* **Task goal**: Check every line of the data below for the string "JSON", and copy the ones that hold it.

**** Records ****

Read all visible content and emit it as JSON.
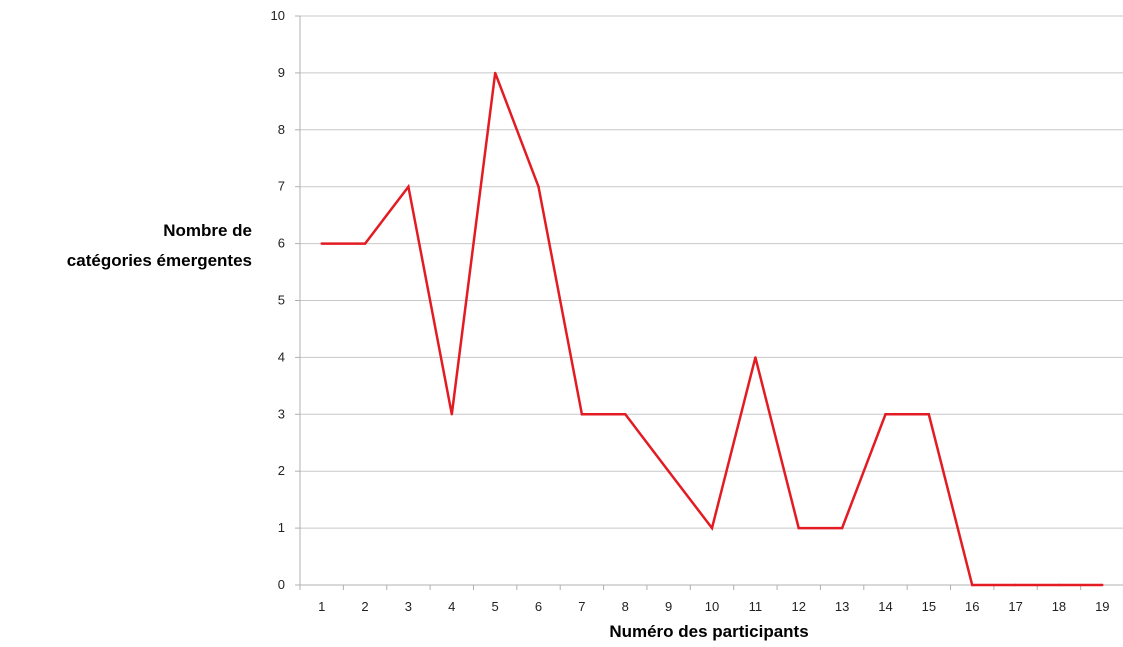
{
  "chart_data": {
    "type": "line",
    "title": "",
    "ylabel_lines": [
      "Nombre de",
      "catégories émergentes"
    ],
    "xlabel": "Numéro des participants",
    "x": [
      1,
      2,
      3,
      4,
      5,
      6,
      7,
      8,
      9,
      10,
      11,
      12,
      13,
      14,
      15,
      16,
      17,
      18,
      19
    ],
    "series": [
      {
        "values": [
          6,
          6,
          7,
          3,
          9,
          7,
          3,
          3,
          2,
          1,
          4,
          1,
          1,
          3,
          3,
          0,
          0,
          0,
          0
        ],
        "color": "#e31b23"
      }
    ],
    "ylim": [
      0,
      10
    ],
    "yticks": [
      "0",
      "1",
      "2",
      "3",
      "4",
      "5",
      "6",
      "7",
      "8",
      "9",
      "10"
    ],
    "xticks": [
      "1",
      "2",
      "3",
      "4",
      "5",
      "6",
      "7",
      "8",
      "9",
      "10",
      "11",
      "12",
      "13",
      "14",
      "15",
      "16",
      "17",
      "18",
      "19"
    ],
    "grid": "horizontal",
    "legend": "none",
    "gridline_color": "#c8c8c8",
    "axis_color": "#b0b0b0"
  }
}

****
**** Records ****

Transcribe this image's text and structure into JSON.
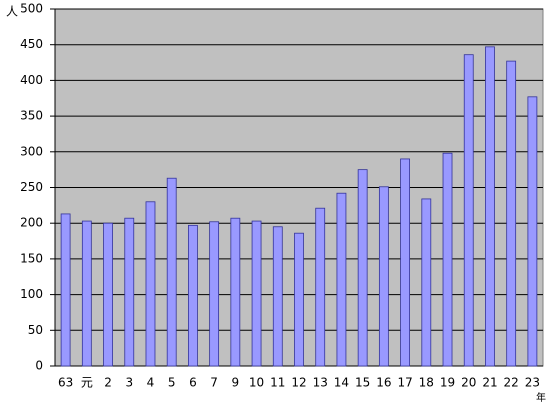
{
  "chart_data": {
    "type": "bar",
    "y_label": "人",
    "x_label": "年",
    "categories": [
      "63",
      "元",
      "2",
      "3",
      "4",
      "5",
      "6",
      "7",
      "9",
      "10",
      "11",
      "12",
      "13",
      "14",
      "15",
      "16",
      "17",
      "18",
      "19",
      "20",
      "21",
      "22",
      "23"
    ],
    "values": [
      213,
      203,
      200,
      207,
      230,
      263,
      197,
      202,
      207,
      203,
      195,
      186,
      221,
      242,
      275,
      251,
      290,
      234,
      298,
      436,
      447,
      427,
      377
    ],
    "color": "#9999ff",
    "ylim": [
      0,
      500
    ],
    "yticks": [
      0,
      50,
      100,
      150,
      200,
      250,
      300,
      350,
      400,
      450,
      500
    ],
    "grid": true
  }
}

****

* **Task response**:
Read all visible content and emit it as JSON.
Transcribe this image's text and structure into JSON.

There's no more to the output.